----- Data rows

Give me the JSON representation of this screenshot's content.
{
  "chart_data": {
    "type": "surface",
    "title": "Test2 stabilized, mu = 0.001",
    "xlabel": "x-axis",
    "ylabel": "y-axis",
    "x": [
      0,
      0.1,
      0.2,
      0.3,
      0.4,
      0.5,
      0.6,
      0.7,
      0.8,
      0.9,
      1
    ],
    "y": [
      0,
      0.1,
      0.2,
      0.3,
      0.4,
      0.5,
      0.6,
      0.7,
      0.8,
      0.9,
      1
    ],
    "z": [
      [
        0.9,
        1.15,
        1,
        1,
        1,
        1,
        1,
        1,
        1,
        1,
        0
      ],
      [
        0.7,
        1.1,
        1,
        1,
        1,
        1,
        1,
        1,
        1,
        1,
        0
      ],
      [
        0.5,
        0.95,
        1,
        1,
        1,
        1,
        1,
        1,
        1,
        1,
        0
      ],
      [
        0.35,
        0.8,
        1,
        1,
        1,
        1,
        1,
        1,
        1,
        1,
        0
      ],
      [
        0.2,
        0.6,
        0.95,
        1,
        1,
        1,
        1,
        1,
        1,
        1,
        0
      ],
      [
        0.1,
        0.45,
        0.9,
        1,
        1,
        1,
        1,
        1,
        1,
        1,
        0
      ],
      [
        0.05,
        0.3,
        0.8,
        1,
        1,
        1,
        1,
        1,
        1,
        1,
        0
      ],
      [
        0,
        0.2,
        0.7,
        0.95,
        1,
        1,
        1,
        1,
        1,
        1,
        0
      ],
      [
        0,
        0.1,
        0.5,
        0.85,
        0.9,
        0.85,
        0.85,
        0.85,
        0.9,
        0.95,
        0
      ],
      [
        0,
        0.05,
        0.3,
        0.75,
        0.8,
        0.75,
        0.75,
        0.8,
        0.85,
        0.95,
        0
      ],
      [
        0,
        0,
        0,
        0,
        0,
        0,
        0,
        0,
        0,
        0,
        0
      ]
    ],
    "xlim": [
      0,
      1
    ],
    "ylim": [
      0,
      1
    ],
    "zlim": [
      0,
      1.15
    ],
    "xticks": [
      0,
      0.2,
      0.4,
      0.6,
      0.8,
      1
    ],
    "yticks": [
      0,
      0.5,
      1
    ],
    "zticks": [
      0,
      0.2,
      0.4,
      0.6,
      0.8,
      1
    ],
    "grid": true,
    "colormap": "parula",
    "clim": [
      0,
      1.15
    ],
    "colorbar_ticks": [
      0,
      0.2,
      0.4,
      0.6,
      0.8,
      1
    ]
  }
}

----------
----- Data rows

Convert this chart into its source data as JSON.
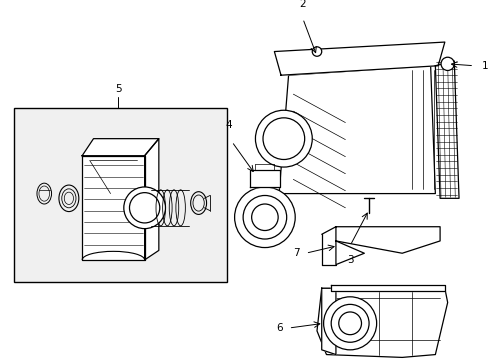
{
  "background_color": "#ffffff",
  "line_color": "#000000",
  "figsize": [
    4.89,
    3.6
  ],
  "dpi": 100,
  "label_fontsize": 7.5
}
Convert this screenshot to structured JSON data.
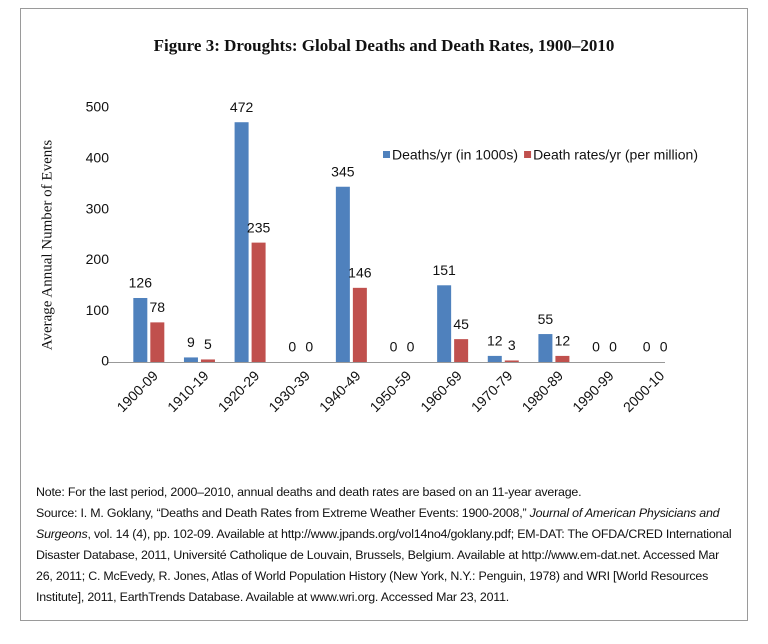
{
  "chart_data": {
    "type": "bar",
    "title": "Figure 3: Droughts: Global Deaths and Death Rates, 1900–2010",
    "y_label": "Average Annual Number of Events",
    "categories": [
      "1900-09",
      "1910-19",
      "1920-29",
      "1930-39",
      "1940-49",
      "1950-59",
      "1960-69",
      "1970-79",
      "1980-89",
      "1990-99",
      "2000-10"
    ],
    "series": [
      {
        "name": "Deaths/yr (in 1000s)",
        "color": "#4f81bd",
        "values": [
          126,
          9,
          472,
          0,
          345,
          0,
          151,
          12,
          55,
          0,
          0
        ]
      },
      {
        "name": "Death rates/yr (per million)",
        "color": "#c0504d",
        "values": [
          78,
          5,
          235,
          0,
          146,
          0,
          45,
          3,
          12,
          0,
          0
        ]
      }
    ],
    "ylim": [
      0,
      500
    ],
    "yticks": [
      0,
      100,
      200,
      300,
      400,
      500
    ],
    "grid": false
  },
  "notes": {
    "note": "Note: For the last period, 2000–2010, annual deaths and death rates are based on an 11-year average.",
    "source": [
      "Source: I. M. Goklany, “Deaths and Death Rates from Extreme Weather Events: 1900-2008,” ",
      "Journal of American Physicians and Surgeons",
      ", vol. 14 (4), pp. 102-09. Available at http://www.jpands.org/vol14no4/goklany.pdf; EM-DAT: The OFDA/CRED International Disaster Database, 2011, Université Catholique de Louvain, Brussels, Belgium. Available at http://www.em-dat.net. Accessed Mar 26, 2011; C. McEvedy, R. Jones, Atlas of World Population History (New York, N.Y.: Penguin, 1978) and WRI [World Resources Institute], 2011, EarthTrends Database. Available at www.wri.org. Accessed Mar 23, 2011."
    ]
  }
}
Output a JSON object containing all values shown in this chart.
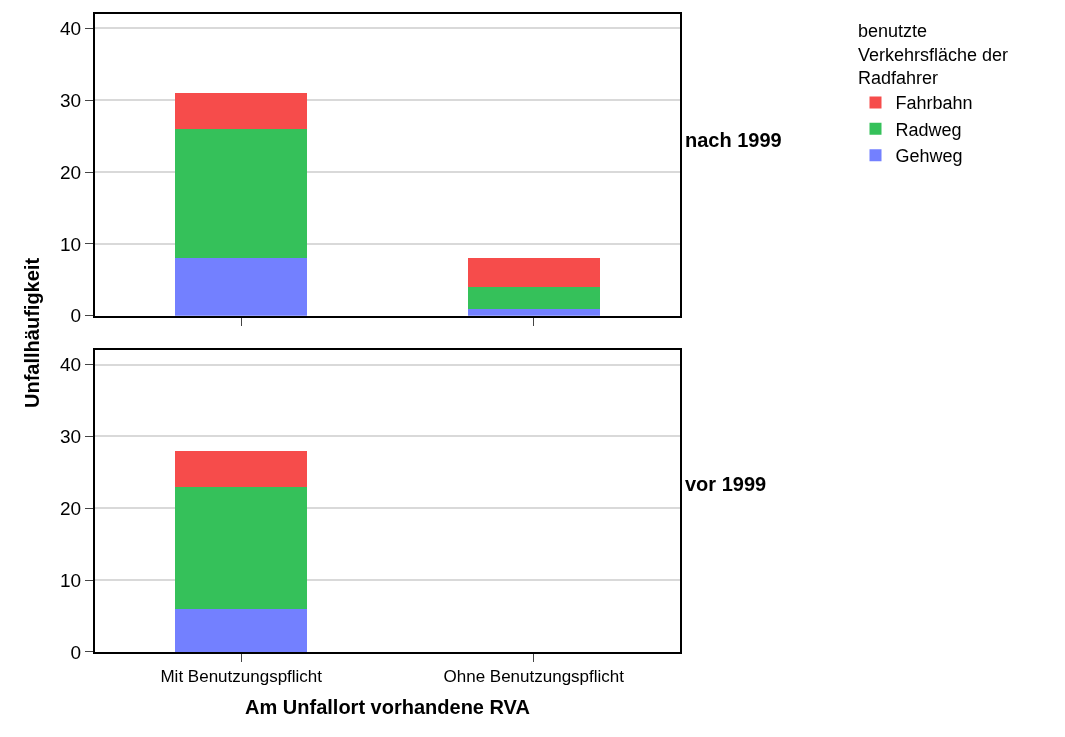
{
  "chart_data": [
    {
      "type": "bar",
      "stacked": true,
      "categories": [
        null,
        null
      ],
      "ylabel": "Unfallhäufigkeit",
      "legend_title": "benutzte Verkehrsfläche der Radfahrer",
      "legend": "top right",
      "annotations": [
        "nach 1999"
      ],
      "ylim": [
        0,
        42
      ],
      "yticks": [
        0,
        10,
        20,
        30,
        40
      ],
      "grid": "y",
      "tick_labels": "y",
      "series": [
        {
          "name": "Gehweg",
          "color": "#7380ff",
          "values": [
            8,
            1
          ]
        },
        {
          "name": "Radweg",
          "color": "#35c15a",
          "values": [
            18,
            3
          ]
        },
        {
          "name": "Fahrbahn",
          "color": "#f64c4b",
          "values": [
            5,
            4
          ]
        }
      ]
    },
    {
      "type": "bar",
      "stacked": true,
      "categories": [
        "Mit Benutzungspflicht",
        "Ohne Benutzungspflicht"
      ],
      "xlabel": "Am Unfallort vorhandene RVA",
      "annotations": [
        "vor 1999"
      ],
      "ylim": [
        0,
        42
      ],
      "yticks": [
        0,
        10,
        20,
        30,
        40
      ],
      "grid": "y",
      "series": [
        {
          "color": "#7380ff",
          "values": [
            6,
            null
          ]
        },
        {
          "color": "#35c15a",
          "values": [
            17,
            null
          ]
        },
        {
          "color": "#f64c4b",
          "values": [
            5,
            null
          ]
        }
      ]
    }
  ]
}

----------

**Set problem**
Copy all lines from the entries that contain the word "name".

**Task response**
        "name": "Deaths/yr (in 1000s)",
        "name": "Death rates/yr (per million)",
          "name": "Gehweg",
          "name": "Radweg",
          "name": "Fahrbahn",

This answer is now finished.